**Stated problem**: Copy out every line containing the word "пределах".

**Records for processing**:
■ ■ ■ ■
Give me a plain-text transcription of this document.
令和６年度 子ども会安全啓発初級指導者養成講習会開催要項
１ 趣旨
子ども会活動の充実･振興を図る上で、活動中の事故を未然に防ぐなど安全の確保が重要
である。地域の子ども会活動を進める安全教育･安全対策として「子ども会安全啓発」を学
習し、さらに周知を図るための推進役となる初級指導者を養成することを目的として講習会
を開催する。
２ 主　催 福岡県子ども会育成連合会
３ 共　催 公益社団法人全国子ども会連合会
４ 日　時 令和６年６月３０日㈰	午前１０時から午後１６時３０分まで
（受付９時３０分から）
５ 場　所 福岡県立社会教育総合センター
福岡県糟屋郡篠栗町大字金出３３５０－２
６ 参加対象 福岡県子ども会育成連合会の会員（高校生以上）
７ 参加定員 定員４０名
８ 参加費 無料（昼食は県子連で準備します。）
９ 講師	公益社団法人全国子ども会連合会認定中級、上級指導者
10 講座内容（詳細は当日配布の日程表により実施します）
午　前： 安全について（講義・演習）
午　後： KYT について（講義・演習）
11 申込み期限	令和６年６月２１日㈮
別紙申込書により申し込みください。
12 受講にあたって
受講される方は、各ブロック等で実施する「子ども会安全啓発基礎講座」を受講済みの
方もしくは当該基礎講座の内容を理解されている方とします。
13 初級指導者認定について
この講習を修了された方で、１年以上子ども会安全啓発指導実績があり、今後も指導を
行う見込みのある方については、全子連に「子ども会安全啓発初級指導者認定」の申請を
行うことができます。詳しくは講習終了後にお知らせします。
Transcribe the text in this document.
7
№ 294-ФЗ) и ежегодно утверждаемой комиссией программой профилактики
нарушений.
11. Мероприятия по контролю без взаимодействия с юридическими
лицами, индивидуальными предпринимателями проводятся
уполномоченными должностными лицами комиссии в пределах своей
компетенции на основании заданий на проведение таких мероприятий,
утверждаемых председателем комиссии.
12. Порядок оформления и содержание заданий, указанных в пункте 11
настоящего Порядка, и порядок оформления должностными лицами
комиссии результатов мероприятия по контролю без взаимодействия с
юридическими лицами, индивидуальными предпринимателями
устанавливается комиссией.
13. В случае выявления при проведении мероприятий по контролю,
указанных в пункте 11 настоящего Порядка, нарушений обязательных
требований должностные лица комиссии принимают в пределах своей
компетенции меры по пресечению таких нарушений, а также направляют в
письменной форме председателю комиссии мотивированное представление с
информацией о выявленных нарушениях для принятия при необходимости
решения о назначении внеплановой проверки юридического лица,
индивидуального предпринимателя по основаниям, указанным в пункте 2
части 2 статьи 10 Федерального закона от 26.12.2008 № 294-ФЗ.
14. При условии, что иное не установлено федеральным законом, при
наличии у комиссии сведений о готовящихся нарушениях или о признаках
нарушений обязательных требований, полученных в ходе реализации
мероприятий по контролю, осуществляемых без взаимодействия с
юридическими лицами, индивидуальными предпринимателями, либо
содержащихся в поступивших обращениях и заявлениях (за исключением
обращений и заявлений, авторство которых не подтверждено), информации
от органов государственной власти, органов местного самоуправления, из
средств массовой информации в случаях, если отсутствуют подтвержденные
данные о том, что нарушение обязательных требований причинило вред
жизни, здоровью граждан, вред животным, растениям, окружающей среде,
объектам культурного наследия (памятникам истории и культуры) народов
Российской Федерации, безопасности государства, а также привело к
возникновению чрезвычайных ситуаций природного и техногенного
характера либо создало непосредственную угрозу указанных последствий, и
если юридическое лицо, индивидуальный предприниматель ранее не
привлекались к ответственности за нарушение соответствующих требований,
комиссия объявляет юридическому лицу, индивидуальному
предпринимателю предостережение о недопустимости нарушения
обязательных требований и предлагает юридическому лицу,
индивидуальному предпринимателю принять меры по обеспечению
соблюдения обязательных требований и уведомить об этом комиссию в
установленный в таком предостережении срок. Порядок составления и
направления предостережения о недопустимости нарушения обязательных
■ ■ ■ ■
**Answer in full**:
уполномоченными должностными лицами комиссии в пределах своей
требований должностные лица комиссии принимают в пределах своей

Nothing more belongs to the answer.